**** Dataset extract ****
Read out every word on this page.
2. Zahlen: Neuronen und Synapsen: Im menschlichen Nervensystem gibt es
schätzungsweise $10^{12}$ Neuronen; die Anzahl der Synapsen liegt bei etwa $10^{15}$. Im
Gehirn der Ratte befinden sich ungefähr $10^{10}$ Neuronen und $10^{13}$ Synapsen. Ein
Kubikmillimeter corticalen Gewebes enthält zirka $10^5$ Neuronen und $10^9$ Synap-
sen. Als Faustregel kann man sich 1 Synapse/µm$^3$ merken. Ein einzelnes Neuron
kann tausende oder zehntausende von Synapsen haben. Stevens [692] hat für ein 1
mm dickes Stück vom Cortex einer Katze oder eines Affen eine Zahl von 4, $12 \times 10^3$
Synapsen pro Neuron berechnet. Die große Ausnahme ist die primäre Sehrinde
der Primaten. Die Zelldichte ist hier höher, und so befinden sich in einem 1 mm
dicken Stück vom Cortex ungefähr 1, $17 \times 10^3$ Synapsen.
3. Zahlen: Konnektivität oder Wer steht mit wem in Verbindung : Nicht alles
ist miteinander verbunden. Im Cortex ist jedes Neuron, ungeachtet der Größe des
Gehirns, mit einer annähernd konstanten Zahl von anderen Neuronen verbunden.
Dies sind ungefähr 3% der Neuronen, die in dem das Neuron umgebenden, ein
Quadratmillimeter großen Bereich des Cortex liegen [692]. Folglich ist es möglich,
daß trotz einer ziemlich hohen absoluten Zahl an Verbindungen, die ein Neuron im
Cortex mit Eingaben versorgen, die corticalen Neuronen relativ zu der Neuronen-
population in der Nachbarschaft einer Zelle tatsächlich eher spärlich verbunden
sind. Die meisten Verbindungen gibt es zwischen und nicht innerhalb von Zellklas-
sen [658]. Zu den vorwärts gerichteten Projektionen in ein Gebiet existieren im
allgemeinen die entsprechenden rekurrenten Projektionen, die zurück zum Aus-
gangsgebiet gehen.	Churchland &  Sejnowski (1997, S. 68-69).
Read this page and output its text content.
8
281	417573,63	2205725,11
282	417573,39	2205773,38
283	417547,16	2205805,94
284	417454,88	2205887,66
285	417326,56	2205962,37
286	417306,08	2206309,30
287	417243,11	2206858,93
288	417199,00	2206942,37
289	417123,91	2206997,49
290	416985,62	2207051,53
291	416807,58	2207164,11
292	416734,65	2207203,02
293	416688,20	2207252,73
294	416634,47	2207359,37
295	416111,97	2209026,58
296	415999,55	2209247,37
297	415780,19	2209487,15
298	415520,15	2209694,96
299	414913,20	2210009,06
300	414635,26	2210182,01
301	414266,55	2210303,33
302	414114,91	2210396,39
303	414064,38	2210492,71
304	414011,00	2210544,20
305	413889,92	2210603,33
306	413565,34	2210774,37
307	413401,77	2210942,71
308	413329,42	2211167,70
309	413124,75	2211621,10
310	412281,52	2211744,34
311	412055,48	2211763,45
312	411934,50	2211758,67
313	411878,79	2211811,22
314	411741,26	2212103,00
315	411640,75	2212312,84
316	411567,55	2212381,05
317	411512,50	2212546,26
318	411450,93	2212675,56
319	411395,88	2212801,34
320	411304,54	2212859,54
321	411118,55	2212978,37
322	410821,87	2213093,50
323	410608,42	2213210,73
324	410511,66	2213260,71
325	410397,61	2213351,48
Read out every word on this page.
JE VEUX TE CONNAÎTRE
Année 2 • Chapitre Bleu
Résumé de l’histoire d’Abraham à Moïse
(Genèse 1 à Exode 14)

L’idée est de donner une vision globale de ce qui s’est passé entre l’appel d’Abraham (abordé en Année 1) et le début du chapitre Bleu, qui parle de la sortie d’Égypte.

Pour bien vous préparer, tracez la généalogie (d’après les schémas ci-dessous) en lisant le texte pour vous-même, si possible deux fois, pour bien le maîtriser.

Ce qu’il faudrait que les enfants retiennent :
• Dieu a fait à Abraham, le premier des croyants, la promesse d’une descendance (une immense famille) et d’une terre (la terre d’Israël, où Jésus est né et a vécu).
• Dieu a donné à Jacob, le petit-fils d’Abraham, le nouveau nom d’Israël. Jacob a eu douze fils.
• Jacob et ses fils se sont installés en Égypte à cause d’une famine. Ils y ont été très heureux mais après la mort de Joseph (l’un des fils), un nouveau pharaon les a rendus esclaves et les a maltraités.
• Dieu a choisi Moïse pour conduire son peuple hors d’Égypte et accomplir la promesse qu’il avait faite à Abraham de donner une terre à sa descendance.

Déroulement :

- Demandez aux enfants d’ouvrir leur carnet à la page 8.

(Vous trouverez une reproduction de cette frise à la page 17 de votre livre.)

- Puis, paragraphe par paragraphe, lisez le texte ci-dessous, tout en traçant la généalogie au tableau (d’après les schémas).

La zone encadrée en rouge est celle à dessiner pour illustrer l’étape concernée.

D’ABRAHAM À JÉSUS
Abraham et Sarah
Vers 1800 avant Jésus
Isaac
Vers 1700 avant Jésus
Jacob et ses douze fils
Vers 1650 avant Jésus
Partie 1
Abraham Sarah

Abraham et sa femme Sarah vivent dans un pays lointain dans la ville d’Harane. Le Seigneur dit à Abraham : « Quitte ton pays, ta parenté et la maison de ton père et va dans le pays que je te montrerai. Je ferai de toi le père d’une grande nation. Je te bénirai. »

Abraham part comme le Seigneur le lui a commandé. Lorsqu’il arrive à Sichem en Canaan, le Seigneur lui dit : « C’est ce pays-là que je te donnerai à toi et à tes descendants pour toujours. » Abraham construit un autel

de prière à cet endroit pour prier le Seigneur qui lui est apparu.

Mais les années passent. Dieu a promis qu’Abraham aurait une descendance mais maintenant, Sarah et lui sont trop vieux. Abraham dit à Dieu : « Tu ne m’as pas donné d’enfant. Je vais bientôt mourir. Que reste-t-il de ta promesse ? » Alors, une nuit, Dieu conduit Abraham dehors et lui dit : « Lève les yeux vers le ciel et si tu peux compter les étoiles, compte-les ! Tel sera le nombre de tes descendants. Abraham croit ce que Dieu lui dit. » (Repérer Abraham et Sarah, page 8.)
****
— What you should do —
Set down all of the data above, word for word.

— Answer to the problem —
Read out every word on this page.
2. Zahlen: Neuronen und Synapsen: Im menschlichen Nervensystem gibt es
schätzungsweise $10^{12}$ Neuronen; die Anzahl der Synapsen liegt bei etwa $10^{15}$. Im
Gehirn der Ratte befinden sich ungefähr $10^{10}$ Neuronen und $10^{13}$ Synapsen. Ein
Kubikmillimeter corticalen Gewebes enthält zirka $10^5$ Neuronen und $10^9$ Synap-
sen. Als Faustregel kann man sich 1 Synapse/µm$^3$ merken. Ein einzelnes Neuron
kann tausende oder zehntausende von Synapsen haben. Stevens [692] hat für ein 1
mm dickes Stück vom Cortex einer Katze oder eines Affen eine Zahl von 4, $12 \times 10^3$
Synapsen pro Neuron berechnet. Die große Ausnahme ist die primäre Sehrinde
der Primaten. Die Zelldichte ist hier höher, und so befinden sich in einem 1 mm
dicken Stück vom Cortex ungefähr 1, $17 \times 10^3$ Synapsen.
3. Zahlen: Konnektivität oder Wer steht mit wem in Verbindung : Nicht alles
ist miteinander verbunden. Im Cortex ist jedes Neuron, ungeachtet der Größe des
Gehirns, mit einer annähernd konstanten Zahl von anderen Neuronen verbunden.
Dies sind ungefähr 3% der Neuronen, die in dem das Neuron umgebenden, ein
Quadratmillimeter großen Bereich des Cortex liegen [692]. Folglich ist es möglich,
daß trotz einer ziemlich hohen absoluten Zahl an Verbindungen, die ein Neuron im
Cortex mit Eingaben versorgen, die corticalen Neuronen relativ zu der Neuronen-
population in der Nachbarschaft einer Zelle tatsächlich eher spärlich verbunden
sind. Die meisten Verbindungen gibt es zwischen und nicht innerhalb von Zellklas-
sen [658]. Zu den vorwärts gerichteten Projektionen in ein Gebiet existieren im
allgemeinen die entsprechenden rekurrenten Projektionen, die zurück zum Aus-
gangsgebiet gehen.	Churchland &  Sejnowski (1997, S. 68-69).
Read this page and output its text content.
8
281	417573,63	2205725,11
282	417573,39	2205773,38
283	417547,16	2205805,94
284	417454,88	2205887,66
285	417326,56	2205962,37
286	417306,08	2206309,30
287	417243,11	2206858,93
288	417199,00	2206942,37
289	417123,91	2206997,49
290	416985,62	2207051,53
291	416807,58	2207164,11
292	416734,65	2207203,02
293	416688,20	2207252,73
294	416634,47	2207359,37
295	416111,97	2209026,58
296	415999,55	2209247,37
297	415780,19	2209487,15
298	415520,15	2209694,96
299	414913,20	2210009,06
300	414635,26	2210182,01
301	414266,55	2210303,33
302	414114,91	2210396,39
303	414064,38	2210492,71
304	414011,00	2210544,20
305	413889,92	2210603,33
306	413565,34	2210774,37
307	413401,77	2210942,71
308	413329,42	2211167,70
309	413124,75	2211621,10
310	412281,52	2211744,34
311	412055,48	2211763,45
312	411934,50	2211758,67
313	411878,79	2211811,22
314	411741,26	2212103,00
315	411640,75	2212312,84
316	411567,55	2212381,05
317	411512,50	2212546,26
318	411450,93	2212675,56
319	411395,88	2212801,34
320	411304,54	2212859,54
321	411118,55	2212978,37
322	410821,87	2213093,50
323	410608,42	2213210,73
324	410511,66	2213260,71
325	410397,61	2213351,48
Read out every word on this page.
JE VEUX TE CONNAÎTRE
Année 2 • Chapitre Bleu
Résumé de l’histoire d’Abraham à Moïse
(Genèse 1 à Exode 14)

L’idée est de donner une vision globale de ce qui s’est passé entre l’appel d’Abraham (abordé en Année 1) et le début du chapitre Bleu, qui parle de la sortie d’Égypte.

Pour bien vous préparer, tracez la généalogie (d’après les schémas ci-dessous) en lisant le texte pour vous-même, si possible deux fois, pour bien le maîtriser.

Ce qu’il faudrait que les enfants retiennent :
• Dieu a fait à Abraham, le premier des croyants, la promesse d’une descendance (une immense famille) et d’une terre (la terre d’Israël, où Jésus est né et a vécu).
• Dieu a donné à Jacob, le petit-fils d’Abraham, le nouveau nom d’Israël. Jacob a eu douze fils.
• Jacob et ses fils se sont installés en Égypte à cause d’une famine. Ils y ont été très heureux mais après la mort de Joseph (l’un des fils), un nouveau pharaon les a rendus esclaves et les a maltraités.
• Dieu a choisi Moïse pour conduire son peuple hors d’Égypte et accomplir la promesse qu’il avait faite à Abraham de donner une terre à sa descendance.

Déroulement :

- Demandez aux enfants d’ouvrir leur carnet à la page 8.

(Vous trouverez une reproduction de cette frise à la page 17 de votre livre.)

- Puis, paragraphe par paragraphe, lisez le texte ci-dessous, tout en traçant la généalogie au tableau (d’après les schémas).

La zone encadrée en rouge est celle à dessiner pour illustrer l’étape concernée.

D’ABRAHAM À JÉSUS
Abraham et Sarah
Vers 1800 avant Jésus
Isaac
Vers 1700 avant Jésus
Jacob et ses douze fils
Vers 1650 avant Jésus
Partie 1
Abraham Sarah

Abraham et sa femme Sarah vivent dans un pays lointain dans la ville d’Harane. Le Seigneur dit à Abraham : « Quitte ton pays, ta parenté et la maison de ton père et va dans le pays que je te montrerai. Je ferai de toi le père d’une grande nation. Je te bénirai. »

Abraham part comme le Seigneur le lui a commandé. Lorsqu’il arrive à Sichem en Canaan, le Seigneur lui dit : « C’est ce pays-là que je te donnerai à toi et à tes descendants pour toujours. » Abraham construit un autel

de prière à cet endroit pour prier le Seigneur qui lui est apparu.

Mais les années passent. Dieu a promis qu’Abraham aurait une descendance mais maintenant, Sarah et lui sont trop vieux. Abraham dit à Dieu : « Tu ne m’as pas donné d’enfant. Je vais bientôt mourir. Que reste-t-il de ta promesse ? » Alors, une nuit, Dieu conduit Abraham dehors et lui dit : « Lève les yeux vers le ciel et si tu peux compter les étoiles, compte-les ! Tel sera le nombre de tes descendants. Abraham croit ce que Dieu lui dit. » (Repérer Abraham et Sarah, page 8.)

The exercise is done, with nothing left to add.